> _GIVEN ENTRIES_
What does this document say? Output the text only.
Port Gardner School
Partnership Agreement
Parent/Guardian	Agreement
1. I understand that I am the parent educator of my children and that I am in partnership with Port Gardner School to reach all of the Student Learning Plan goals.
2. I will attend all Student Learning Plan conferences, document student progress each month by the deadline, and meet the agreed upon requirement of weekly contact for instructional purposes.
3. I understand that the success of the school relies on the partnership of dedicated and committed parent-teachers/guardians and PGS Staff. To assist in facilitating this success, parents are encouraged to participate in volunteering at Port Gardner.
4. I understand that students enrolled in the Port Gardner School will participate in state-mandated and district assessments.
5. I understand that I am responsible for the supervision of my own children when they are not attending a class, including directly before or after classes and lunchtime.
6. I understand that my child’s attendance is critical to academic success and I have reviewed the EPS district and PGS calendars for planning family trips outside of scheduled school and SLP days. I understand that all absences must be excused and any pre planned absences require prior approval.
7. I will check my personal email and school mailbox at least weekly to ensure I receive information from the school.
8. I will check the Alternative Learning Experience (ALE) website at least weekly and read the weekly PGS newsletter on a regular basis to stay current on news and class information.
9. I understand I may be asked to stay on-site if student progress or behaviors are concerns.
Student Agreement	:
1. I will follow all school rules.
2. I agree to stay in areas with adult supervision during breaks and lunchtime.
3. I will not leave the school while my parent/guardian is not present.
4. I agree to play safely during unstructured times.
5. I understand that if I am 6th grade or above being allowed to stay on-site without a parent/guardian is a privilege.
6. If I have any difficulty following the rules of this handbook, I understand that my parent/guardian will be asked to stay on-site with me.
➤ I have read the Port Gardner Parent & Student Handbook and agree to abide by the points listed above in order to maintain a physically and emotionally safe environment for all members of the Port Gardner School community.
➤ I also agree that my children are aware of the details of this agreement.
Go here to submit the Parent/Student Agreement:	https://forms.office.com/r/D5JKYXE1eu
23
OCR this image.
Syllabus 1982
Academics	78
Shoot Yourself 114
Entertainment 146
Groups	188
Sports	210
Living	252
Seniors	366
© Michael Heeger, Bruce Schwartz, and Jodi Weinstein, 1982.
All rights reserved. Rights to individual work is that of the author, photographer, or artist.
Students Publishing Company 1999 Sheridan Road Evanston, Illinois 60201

> _PROBLEM STATEMENT_
Copy each line of the listing in which the word "information" can be found.

> _COMPLETE OUTPUT_
7. I will check my personal email and school mailbox at least weekly to ensure I receive information from the school.
8. I will check the Alternative Learning Experience (ALE) website at least weekly and read the weekly PGS newsletter on a regular basis to stay current on news and class information.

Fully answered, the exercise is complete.